------ Extracted information ------
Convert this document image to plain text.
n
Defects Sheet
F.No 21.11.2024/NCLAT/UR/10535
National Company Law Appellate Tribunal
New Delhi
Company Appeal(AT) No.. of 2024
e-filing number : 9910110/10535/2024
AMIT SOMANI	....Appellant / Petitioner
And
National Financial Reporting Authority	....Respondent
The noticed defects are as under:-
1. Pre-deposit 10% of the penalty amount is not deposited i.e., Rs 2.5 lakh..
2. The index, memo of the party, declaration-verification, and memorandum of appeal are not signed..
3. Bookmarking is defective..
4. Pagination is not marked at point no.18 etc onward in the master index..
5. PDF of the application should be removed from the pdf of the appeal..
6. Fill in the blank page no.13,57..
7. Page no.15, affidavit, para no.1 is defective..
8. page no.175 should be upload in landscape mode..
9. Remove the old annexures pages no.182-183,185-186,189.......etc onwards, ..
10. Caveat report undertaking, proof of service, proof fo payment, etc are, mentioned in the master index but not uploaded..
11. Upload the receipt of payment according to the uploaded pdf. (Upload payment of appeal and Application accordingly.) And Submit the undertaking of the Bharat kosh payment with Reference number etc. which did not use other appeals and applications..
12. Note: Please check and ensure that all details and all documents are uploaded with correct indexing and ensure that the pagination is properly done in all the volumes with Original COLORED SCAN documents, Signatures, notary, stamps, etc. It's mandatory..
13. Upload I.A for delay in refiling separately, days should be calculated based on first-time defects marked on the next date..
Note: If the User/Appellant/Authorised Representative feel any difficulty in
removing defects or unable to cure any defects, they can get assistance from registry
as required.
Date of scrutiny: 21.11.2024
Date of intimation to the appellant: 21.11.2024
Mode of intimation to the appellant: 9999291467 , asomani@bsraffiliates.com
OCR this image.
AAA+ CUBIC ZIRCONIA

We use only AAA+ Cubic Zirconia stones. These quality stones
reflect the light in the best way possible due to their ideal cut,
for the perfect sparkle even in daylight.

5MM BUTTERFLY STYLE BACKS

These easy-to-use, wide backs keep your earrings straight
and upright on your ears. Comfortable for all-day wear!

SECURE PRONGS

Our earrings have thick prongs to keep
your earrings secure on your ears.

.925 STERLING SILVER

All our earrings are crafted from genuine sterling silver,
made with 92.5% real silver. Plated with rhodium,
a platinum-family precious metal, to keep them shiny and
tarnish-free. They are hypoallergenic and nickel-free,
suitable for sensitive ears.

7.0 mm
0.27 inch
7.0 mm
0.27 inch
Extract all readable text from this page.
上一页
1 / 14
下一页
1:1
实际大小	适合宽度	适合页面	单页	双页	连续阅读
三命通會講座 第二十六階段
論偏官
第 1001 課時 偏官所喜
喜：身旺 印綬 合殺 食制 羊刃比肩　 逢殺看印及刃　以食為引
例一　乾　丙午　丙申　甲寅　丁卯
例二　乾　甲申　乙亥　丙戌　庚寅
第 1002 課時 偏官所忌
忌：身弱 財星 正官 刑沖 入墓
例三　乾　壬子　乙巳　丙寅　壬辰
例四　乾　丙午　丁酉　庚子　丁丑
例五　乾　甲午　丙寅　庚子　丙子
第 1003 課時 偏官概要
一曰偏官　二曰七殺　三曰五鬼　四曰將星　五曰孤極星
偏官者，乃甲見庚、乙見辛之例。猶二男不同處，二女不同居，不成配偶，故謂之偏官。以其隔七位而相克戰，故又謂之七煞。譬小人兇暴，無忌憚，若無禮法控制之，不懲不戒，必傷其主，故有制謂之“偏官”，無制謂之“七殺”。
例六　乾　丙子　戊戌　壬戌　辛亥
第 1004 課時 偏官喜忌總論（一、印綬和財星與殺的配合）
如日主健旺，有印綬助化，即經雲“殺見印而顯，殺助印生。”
------
------ Extracted information ------
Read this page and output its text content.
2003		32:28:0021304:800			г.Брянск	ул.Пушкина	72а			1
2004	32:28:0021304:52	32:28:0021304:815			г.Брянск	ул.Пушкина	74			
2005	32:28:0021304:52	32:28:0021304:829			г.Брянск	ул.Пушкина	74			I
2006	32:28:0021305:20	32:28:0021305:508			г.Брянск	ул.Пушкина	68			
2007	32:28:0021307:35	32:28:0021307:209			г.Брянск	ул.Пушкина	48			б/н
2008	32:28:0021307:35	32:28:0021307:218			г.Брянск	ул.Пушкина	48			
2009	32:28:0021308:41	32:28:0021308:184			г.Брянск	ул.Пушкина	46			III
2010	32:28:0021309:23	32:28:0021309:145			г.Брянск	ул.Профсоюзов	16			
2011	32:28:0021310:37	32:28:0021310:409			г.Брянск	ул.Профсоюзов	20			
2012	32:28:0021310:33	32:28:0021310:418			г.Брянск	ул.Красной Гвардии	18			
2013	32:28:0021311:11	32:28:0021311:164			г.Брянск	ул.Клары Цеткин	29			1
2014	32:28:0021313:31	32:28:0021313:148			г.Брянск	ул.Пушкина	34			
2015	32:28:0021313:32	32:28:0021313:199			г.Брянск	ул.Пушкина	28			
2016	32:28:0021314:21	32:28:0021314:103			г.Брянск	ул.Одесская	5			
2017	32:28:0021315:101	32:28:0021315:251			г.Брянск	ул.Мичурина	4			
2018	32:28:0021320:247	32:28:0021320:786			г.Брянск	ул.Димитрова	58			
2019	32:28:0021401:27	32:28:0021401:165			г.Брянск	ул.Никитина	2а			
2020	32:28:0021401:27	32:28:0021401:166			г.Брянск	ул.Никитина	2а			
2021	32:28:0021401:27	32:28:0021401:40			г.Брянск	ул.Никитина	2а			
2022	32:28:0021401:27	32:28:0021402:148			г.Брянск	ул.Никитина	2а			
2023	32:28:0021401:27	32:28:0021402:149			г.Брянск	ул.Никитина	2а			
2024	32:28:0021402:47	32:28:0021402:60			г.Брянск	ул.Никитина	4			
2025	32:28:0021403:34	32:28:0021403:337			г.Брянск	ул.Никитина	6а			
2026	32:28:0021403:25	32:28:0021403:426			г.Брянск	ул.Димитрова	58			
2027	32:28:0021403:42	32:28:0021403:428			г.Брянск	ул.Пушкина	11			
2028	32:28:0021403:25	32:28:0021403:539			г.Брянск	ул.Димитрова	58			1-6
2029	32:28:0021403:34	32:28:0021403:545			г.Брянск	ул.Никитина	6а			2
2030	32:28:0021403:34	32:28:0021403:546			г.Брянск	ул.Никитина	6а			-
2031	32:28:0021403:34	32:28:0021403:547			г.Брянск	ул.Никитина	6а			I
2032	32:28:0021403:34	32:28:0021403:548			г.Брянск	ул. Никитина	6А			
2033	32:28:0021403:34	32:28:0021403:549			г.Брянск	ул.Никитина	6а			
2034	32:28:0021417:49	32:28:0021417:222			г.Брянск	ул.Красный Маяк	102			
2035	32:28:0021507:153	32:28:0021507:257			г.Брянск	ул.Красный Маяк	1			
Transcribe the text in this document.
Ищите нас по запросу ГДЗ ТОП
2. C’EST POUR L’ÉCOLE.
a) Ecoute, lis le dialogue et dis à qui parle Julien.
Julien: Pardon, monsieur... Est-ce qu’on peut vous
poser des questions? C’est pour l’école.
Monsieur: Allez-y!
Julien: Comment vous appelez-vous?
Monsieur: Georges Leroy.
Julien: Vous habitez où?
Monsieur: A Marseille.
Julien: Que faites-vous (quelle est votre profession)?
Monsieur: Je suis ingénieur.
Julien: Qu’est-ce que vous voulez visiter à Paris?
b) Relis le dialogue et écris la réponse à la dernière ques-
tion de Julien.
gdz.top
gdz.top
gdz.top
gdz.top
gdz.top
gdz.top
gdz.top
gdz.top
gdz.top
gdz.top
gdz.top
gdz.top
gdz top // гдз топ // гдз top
------
▶ [Task instructions]
Make a copy of each line that contains the string "These".

▶ [Response below]
We use only AAA+ Cubic Zirconia stones. These quality stones
These easy-to-use, wide backs keep your earrings straight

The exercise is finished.